-- START OF Data for this exercise --
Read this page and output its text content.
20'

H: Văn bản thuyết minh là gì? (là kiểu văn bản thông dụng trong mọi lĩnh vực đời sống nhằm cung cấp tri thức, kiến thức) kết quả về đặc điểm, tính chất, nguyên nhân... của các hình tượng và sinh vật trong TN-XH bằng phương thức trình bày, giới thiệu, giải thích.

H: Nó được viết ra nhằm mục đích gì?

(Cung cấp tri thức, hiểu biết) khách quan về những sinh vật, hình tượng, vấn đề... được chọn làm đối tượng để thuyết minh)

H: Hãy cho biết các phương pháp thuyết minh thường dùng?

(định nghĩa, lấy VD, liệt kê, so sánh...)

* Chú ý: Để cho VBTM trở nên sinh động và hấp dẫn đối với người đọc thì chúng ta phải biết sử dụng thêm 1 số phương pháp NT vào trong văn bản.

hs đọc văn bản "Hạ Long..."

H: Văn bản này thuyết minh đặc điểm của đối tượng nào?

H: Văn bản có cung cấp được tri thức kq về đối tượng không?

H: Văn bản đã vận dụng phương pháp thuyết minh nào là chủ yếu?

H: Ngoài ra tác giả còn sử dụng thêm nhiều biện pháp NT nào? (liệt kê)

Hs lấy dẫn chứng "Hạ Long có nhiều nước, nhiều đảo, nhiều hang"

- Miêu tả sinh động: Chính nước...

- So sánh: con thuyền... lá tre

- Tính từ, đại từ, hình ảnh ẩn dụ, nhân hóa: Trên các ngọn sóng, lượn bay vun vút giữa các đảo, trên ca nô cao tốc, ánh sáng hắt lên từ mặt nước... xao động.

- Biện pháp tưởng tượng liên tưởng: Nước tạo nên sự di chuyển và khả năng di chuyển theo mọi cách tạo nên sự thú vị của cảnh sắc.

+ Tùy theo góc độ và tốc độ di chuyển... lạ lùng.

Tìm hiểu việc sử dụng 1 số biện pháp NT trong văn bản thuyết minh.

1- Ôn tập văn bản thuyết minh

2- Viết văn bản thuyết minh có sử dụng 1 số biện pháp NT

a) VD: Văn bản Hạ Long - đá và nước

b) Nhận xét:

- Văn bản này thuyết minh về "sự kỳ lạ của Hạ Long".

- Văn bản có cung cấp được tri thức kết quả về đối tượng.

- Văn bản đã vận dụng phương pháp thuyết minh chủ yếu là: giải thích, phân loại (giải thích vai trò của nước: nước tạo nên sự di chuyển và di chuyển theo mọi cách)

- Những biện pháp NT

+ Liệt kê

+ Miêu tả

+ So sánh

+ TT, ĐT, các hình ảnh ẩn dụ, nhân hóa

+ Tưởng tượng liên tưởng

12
-- END OF Data for this exercise --
What is required:
What is the number of lines above that contain the string "hiểu"? Answer with the number alone.

Result:
2